▶ _Given problem_: Extract all records. Keep each one exact.

Some records:
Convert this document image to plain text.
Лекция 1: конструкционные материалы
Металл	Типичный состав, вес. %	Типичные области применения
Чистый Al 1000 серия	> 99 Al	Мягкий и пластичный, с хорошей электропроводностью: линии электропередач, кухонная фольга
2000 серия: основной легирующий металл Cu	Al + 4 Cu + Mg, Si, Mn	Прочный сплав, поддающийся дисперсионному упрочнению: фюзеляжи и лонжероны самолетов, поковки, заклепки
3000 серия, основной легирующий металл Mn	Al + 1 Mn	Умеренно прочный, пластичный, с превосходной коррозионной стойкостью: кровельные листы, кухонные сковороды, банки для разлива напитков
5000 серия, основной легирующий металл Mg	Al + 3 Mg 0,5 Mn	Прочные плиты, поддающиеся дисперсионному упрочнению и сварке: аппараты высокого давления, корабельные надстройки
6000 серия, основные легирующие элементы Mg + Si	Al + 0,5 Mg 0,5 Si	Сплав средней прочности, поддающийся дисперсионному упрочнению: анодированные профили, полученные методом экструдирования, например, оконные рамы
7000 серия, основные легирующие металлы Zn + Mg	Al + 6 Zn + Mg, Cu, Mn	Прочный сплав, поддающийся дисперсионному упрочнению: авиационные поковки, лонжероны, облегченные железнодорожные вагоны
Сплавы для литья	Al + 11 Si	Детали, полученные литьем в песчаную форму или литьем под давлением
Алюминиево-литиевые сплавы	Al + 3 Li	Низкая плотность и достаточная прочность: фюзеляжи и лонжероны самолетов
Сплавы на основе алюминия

▶ _Exercise result_:
Convert this document image to plain text.
Лекция 1: конструкционные материалы
Металл	Типичный состав, вес. %	Типичные области применения
Чистый Al 1000 серия	> 99 Al	Мягкий и пластичный, с хорошей электропроводностью: линии электропередач, кухонная фольга
2000 серия: основной легирующий металл Cu	Al + 4 Cu + Mg, Si, Mn	Прочный сплав, поддающийся дисперсионному упрочнению: фюзеляжи и лонжероны самолетов, поковки, заклепки
3000 серия, основной легирующий металл Mn	Al + 1 Mn	Умеренно прочный, пластичный, с превосходной коррозионной стойкостью: кровельные листы, кухонные сковороды, банки для разлива напитков
5000 серия, основной легирующий металл Mg	Al + 3 Mg 0,5 Mn	Прочные плиты, поддающиеся дисперсионному упрочнению и сварке: аппараты высокого давления, корабельные надстройки
6000 серия, основные легирующие элементы Mg + Si	Al + 0,5 Mg 0,5 Si	Сплав средней прочности, поддающийся дисперсионному упрочнению: анодированные профили, полученные методом экструдирования, например, оконные рамы
7000 серия, основные легирующие металлы Zn + Mg	Al + 6 Zn + Mg, Cu, Mn	Прочный сплав, поддающийся дисперсионному упрочнению: авиационные поковки, лонжероны, облегченные железнодорожные вагоны
Сплавы для литья	Al + 11 Si	Детали, полученные литьем в песчаную форму или литьем под давлением
Алюминиево-литиевые сплавы	Al + 3 Li	Низкая плотность и достаточная прочность: фюзеляжи и лонжероны самолетов
Сплавы на основе алюминия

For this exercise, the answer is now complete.